Do this: Copy each line that has the string "SPAREN" somewhere in it.
begin Provided records
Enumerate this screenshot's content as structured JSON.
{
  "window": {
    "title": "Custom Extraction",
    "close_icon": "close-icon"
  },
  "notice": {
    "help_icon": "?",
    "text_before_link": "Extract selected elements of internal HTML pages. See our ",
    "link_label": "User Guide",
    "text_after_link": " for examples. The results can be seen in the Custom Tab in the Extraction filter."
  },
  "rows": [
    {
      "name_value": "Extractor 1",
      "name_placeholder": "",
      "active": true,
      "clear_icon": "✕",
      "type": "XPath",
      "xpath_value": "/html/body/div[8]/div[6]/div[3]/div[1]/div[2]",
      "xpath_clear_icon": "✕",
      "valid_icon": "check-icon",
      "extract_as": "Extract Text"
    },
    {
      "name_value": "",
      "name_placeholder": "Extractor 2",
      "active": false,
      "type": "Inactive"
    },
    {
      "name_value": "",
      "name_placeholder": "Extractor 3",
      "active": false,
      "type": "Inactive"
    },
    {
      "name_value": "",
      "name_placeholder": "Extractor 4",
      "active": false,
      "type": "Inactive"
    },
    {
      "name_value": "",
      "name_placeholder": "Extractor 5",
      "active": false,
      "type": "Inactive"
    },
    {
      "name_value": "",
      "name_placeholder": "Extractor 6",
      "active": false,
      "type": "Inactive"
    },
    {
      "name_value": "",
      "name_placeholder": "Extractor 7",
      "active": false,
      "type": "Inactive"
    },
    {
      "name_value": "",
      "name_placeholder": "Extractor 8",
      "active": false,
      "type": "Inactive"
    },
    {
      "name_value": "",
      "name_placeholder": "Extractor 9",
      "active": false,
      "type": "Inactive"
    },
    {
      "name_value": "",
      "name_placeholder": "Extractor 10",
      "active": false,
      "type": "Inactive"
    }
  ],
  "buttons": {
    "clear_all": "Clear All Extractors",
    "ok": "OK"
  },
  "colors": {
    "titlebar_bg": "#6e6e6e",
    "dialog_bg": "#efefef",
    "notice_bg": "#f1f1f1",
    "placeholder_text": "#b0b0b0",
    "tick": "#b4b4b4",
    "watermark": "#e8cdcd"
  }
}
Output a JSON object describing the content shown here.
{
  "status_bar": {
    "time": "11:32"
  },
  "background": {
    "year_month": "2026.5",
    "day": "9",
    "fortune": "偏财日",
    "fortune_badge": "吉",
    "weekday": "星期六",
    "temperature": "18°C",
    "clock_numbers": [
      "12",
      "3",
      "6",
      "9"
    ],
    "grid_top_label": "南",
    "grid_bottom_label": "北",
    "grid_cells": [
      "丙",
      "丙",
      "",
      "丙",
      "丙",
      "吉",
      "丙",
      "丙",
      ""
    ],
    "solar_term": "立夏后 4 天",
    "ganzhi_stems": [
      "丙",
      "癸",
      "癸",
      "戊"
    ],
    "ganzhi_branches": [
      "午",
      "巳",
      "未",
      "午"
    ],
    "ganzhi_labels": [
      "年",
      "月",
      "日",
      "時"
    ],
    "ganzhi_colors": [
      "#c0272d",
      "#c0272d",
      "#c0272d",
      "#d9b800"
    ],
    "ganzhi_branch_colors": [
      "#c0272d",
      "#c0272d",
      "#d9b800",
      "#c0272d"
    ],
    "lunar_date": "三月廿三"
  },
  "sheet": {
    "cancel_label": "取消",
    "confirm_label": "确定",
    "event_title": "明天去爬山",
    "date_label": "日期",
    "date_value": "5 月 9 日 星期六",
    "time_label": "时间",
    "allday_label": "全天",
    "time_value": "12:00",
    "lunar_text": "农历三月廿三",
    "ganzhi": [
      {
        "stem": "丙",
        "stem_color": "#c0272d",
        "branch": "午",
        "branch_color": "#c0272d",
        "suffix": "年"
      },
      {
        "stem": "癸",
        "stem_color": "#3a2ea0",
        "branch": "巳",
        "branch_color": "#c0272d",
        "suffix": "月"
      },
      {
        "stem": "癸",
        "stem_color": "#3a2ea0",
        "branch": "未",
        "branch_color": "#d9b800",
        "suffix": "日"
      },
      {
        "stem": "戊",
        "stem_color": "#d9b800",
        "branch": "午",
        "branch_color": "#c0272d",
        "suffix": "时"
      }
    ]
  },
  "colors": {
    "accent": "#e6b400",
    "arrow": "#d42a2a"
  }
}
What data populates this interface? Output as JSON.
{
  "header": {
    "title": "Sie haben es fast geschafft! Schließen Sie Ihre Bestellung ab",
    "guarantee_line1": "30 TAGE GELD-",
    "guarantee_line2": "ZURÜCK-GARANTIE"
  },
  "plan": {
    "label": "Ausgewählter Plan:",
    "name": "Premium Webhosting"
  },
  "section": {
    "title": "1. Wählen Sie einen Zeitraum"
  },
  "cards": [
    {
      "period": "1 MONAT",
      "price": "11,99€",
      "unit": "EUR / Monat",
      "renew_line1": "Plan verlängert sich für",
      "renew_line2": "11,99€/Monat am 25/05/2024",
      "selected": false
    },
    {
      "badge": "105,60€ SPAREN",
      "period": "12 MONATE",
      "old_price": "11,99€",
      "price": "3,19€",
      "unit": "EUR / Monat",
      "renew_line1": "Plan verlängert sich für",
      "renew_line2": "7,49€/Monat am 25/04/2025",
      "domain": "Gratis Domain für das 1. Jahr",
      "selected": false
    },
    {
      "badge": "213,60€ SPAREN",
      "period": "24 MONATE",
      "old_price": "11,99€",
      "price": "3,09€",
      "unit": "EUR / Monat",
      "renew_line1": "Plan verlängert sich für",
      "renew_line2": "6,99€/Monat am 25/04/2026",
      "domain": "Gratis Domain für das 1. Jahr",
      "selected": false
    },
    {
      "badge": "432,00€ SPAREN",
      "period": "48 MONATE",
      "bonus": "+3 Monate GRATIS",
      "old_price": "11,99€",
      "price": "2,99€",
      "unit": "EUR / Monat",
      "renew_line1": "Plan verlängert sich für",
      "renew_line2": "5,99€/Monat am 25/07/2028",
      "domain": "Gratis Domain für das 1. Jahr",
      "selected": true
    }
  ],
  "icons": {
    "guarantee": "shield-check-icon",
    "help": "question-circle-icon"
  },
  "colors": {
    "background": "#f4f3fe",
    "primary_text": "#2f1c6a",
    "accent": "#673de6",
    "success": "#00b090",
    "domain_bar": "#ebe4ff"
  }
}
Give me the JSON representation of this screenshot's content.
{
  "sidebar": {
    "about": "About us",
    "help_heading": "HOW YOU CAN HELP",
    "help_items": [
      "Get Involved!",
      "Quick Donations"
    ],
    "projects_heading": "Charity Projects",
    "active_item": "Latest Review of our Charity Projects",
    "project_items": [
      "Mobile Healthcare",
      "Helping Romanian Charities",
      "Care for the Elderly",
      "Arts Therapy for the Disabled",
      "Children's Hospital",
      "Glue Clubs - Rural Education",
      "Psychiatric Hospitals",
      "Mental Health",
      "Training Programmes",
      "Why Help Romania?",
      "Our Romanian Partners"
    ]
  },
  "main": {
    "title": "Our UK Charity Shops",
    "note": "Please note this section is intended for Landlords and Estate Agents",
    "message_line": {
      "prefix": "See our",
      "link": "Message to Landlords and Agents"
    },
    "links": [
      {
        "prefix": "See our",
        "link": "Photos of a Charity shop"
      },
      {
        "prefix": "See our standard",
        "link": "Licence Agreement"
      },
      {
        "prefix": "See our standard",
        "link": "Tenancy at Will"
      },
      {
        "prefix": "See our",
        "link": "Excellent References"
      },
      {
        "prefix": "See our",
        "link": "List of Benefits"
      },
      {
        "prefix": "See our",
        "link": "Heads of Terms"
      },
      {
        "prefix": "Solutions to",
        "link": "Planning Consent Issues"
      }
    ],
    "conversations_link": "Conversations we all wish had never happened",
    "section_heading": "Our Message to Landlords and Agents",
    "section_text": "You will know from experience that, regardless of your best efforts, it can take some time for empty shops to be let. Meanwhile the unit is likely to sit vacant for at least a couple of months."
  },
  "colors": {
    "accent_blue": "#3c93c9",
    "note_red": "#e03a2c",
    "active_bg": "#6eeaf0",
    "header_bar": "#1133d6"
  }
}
end Provided records
Full answer:
      "badge": "105,60€ SPAREN",
      "badge": "213,60€ SPAREN",
      "badge": "432,00€ SPAREN",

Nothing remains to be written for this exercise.